##### Data to process #####

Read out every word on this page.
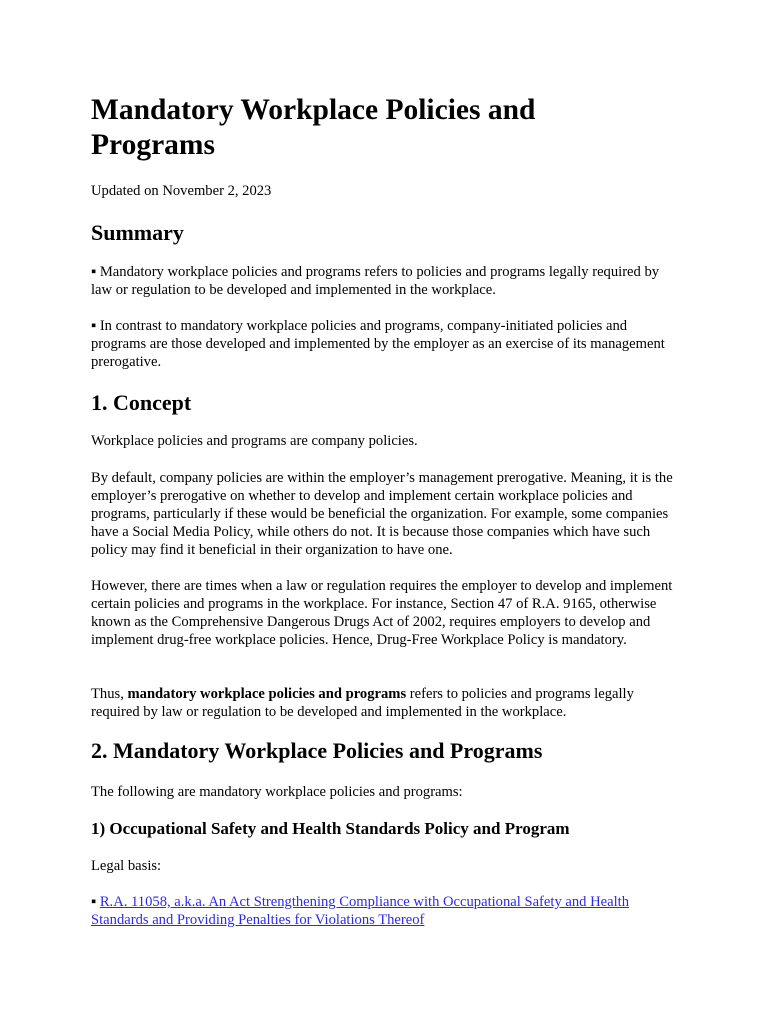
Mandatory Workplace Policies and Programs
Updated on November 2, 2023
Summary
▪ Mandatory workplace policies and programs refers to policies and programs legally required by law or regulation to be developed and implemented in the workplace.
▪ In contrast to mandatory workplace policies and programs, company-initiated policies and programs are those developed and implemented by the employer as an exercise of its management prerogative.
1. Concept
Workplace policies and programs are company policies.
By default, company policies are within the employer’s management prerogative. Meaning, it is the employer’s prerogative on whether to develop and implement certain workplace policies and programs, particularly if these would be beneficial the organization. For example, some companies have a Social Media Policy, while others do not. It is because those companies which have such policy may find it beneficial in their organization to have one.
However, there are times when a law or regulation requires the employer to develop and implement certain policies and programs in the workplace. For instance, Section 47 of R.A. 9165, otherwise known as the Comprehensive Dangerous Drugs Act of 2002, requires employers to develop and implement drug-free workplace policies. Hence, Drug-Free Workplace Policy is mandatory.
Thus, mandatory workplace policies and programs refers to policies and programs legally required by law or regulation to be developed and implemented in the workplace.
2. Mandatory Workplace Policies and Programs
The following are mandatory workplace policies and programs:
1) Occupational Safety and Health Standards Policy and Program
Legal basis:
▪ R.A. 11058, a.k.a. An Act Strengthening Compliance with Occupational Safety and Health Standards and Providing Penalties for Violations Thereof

#####

:: Goal of the exercise ::
Copy out all of the material exactly as written, without its pictures.

:: Reply to the task ::
Read out every word on this page.
Mandatory Workplace Policies and Programs
Updated on November 2, 2023
Summary
▪ Mandatory workplace policies and programs refers to policies and programs legally required by law or regulation to be developed and implemented in the workplace.
▪ In contrast to mandatory workplace policies and programs, company-initiated policies and programs are those developed and implemented by the employer as an exercise of its management prerogative.
1. Concept
Workplace policies and programs are company policies.
By default, company policies are within the employer’s management prerogative. Meaning, it is the employer’s prerogative on whether to develop and implement certain workplace policies and programs, particularly if these would be beneficial the organization. For example, some companies have a Social Media Policy, while others do not. It is because those companies which have such policy may find it beneficial in their organization to have one.
However, there are times when a law or regulation requires the employer to develop and implement certain policies and programs in the workplace. For instance, Section 47 of R.A. 9165, otherwise known as the Comprehensive Dangerous Drugs Act of 2002, requires employers to develop and implement drug-free workplace policies. Hence, Drug-Free Workplace Policy is mandatory.
Thus, mandatory workplace policies and programs refers to policies and programs legally required by law or regulation to be developed and implemented in the workplace.
2. Mandatory Workplace Policies and Programs
The following are mandatory workplace policies and programs:
1) Occupational Safety and Health Standards Policy and Program
Legal basis:
▪ R.A. 11058, a.k.a. An Act Strengthening Compliance with Occupational Safety and Health Standards and Providing Penalties for Violations Thereof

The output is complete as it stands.